◆ **Exercise brief**: Extract each line holding the word "乳胶层填充" from the entries.

◆ **Supplied material**:
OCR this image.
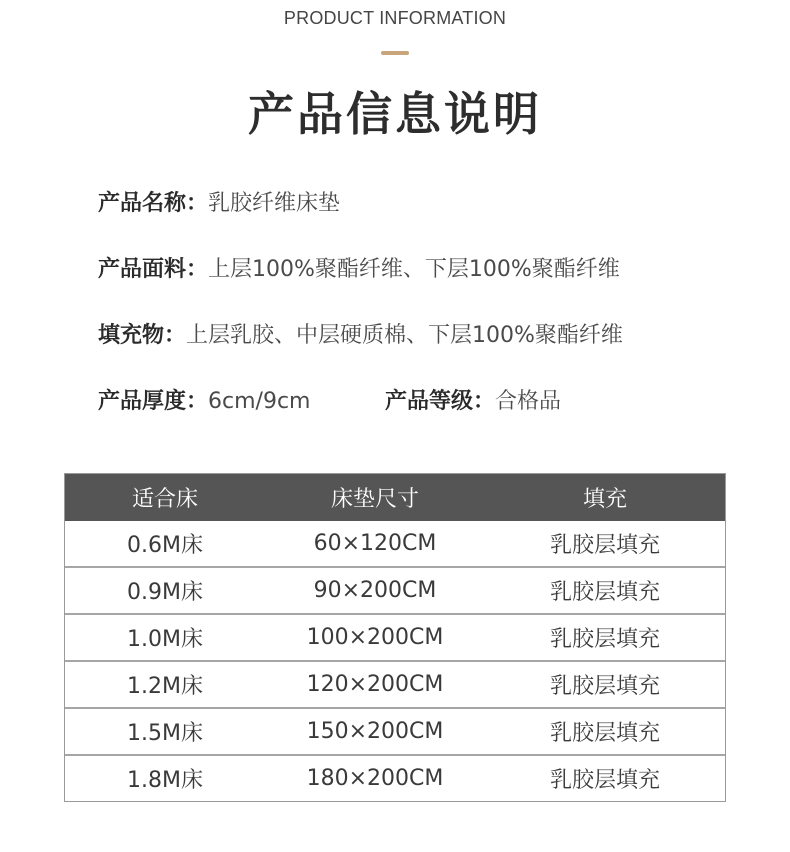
PRODUCT INFORMATION
产品信息说明
产品名称：乳胶纤维床垫
产品面料：上层100%聚酯纤维、下层100%聚酯纤维
填充物：上层乳胶、中层硬质棉、下层100%聚酯纤维
产品厚度：6cm/9cm	产品等级：合格品
适合床	床垫尺寸	填充
0.6M床	60×120CM	乳胶层填充
0.9M床	90×200CM	乳胶层填充
1.0M床	100×200CM	乳胶层填充
1.2M床	120×200CM	乳胶层填充
1.5M床	150×200CM	乳胶层填充
1.8M床	180×200CM	乳胶层填充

◆ **Result of this task**:
0.6M床	60×120CM	乳胶层填充
0.9M床	90×200CM	乳胶层填充
1.0M床	100×200CM	乳胶层填充
1.2M床	120×200CM	乳胶层填充
1.5M床	150×200CM	乳胶层填充
1.8M床	180×200CM	乳胶层填充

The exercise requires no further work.